## Exercise instructions
Among the entries below, find the lines with "label" and copy them.

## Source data
● ● ●
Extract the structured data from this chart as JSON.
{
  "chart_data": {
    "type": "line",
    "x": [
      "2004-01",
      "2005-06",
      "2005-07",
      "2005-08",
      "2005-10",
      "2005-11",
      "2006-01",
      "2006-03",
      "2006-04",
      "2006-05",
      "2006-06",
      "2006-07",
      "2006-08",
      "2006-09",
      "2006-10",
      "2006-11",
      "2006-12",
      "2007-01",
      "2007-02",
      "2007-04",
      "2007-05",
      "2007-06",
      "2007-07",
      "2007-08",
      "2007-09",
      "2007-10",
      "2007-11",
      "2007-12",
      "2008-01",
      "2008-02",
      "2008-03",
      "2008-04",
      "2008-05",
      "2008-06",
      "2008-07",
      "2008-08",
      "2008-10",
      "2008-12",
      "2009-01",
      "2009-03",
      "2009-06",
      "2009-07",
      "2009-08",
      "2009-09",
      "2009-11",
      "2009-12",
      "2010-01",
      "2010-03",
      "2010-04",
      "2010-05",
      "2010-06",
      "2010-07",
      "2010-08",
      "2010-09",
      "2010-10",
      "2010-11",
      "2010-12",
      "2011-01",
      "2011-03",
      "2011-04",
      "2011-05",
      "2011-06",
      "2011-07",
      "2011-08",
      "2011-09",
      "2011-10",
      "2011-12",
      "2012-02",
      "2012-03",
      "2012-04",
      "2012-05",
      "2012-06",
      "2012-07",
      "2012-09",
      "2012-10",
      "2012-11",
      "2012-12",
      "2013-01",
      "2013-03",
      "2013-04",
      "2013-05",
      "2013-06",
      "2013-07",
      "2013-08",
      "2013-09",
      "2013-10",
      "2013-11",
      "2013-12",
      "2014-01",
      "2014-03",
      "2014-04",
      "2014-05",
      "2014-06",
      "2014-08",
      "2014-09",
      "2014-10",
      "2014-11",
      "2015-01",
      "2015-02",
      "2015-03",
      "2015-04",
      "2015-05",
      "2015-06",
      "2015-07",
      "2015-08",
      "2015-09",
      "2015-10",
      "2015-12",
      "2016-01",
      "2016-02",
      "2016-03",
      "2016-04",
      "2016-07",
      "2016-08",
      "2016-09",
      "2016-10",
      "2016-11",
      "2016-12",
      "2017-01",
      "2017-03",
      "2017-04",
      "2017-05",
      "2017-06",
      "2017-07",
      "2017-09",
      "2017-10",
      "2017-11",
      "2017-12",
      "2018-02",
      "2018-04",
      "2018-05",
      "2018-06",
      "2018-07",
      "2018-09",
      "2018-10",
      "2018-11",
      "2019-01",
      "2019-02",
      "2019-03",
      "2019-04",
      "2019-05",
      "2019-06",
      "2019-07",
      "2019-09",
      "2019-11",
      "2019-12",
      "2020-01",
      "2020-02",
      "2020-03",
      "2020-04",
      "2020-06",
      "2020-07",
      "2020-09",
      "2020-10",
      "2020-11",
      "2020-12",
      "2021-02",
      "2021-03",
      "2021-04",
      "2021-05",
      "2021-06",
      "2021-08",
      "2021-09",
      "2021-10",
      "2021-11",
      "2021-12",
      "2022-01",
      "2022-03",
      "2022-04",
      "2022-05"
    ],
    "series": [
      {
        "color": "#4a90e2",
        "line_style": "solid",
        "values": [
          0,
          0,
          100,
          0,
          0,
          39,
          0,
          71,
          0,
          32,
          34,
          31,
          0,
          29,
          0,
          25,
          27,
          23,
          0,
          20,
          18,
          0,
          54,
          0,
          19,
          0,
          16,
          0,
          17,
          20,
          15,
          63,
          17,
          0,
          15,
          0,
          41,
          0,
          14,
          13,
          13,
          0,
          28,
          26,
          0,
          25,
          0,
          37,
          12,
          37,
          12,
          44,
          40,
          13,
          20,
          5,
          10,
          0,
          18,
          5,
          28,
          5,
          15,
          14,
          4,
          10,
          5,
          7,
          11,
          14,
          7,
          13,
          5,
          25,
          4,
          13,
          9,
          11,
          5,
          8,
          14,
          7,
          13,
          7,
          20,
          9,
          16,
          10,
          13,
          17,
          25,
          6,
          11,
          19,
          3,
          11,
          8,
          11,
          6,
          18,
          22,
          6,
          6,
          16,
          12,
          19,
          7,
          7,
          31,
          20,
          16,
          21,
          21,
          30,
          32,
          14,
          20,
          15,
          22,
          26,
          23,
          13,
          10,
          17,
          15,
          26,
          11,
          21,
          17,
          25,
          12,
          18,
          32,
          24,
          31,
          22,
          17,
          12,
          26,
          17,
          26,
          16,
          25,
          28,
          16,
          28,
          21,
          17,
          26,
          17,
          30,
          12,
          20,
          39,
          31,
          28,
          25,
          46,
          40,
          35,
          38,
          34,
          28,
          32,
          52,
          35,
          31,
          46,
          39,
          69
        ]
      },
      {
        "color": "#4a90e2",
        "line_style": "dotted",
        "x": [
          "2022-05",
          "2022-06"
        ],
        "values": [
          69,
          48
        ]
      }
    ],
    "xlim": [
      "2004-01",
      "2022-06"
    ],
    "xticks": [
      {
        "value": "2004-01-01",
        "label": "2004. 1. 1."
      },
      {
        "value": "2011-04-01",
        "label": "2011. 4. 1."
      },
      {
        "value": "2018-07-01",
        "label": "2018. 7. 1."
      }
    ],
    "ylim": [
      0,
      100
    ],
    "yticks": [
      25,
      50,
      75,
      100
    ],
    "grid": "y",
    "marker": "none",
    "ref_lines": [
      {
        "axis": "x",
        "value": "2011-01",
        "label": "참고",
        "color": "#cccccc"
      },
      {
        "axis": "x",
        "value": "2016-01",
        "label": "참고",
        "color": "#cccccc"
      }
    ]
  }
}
● ● ●
## Answer to this task
        "label": "2004. 1. 1."
        "label": "2011. 4. 1."
        "label": "2018. 7. 1."
        "label": "참고",
        "label": "참고",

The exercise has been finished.